[Data records]
begin

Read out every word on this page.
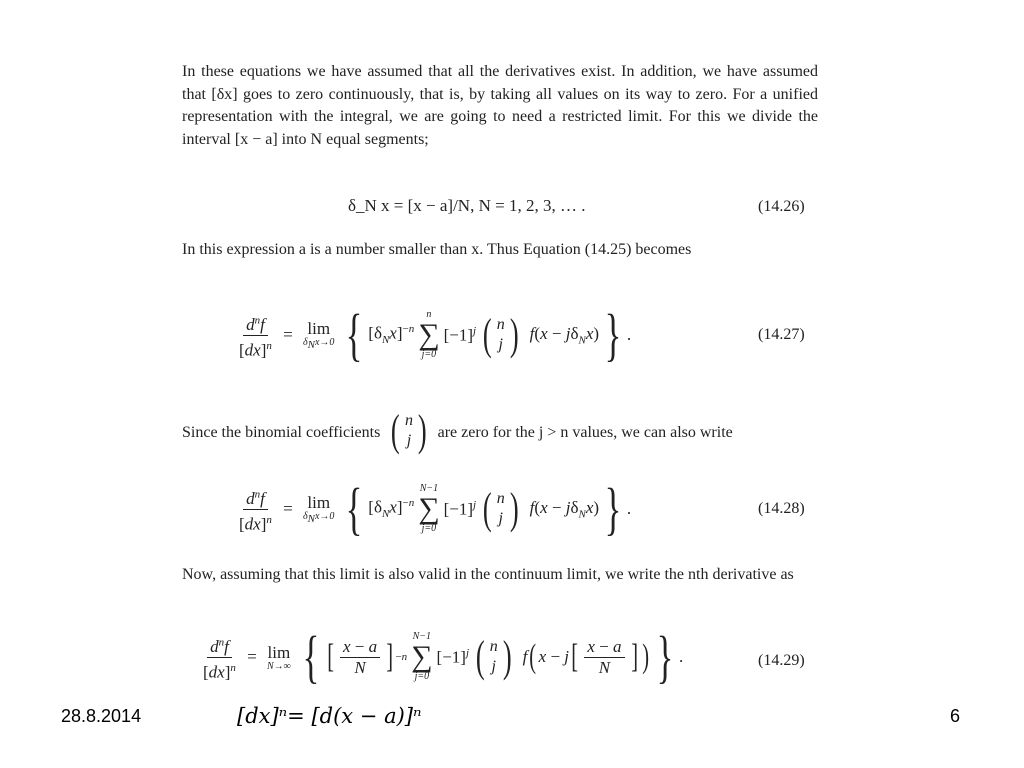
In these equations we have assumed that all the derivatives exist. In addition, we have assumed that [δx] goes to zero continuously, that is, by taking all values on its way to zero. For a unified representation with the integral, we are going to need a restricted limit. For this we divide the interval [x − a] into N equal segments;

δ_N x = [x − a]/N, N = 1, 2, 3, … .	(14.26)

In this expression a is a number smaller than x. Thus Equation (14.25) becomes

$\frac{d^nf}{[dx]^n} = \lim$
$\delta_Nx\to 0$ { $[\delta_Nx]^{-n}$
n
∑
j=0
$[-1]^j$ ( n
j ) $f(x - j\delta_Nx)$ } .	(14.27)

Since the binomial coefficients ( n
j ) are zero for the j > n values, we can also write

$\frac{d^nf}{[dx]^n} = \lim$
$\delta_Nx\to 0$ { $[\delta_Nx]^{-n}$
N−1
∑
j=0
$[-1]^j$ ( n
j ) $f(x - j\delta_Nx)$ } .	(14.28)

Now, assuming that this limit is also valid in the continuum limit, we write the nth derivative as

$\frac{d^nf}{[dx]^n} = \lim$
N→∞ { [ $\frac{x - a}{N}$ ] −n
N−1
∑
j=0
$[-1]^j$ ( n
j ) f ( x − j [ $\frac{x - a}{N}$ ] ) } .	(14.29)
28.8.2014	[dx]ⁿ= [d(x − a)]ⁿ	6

end

Your task =>
Collect every line above that contains the word "zero".

Finished exercise =>
In these equations we have assumed that all the derivatives exist. In addition, we have assumed that [δx] goes to zero continuously, that is, by taking all values on its way to zero. For a unified representation with the integral, we are going to need a restricted limit. For this we divide the interval [x − a] into N equal segments;
j ) are zero for the j > n values, we can also write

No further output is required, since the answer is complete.